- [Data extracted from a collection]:
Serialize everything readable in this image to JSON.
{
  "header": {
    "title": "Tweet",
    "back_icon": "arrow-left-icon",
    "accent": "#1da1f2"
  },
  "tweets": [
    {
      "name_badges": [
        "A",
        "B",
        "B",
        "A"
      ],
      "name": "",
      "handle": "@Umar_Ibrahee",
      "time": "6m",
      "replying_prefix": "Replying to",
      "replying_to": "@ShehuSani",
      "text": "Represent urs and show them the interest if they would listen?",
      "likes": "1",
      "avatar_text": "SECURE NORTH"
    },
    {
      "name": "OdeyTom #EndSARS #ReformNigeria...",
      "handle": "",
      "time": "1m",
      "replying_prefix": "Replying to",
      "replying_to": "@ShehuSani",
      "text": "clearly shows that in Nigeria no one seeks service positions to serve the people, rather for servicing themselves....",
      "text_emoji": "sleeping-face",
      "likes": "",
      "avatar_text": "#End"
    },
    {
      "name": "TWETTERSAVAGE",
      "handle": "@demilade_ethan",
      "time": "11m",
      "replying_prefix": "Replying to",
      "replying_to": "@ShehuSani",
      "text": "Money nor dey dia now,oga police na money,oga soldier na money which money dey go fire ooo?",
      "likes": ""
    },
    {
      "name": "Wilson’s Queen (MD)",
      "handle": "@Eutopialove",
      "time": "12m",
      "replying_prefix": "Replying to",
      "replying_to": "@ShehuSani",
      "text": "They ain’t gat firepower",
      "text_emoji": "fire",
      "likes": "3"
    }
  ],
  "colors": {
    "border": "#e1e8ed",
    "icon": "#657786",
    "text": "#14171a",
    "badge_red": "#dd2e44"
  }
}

---

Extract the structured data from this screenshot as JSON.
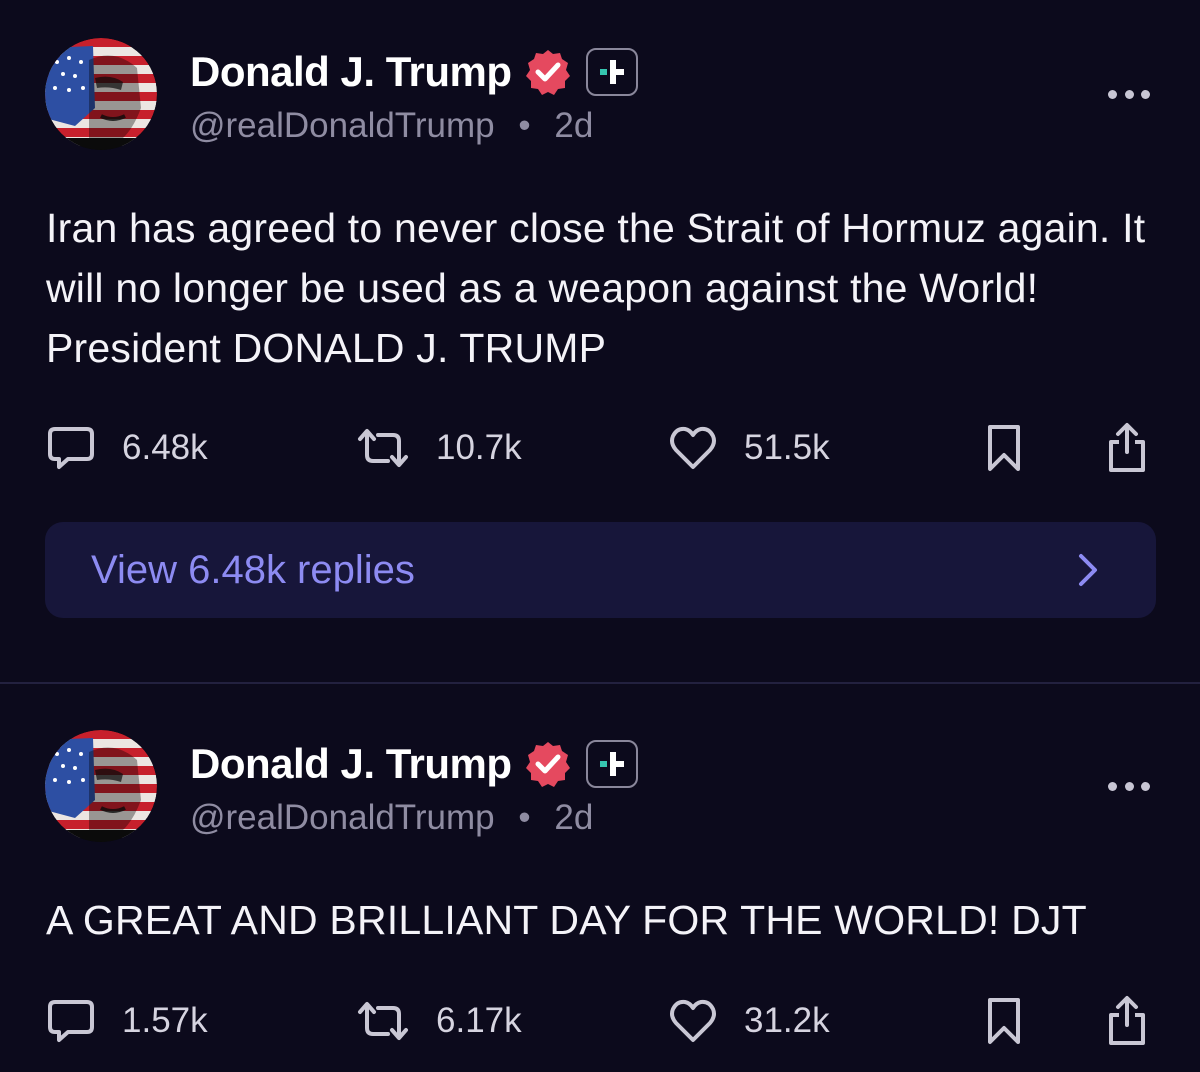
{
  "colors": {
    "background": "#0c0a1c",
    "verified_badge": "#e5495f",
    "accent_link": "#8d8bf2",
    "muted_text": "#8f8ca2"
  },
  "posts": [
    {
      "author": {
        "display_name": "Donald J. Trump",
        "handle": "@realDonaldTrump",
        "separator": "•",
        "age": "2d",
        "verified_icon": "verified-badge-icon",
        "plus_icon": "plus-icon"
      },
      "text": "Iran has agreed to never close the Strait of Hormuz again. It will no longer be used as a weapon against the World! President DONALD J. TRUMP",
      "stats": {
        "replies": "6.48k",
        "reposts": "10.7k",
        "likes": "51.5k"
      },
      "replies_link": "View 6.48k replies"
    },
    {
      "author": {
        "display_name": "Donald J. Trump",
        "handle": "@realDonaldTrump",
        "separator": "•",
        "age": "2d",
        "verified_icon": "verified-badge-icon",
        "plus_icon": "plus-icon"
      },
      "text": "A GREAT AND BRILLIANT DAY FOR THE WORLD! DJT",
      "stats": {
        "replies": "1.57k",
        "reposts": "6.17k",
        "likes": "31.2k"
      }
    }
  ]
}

- [Task directions]: Extract all lines from the data in which "JSON" is found.

- [Final answer]:
Serialize everything readable in this image to JSON.
Extract the structured data from this screenshot as JSON.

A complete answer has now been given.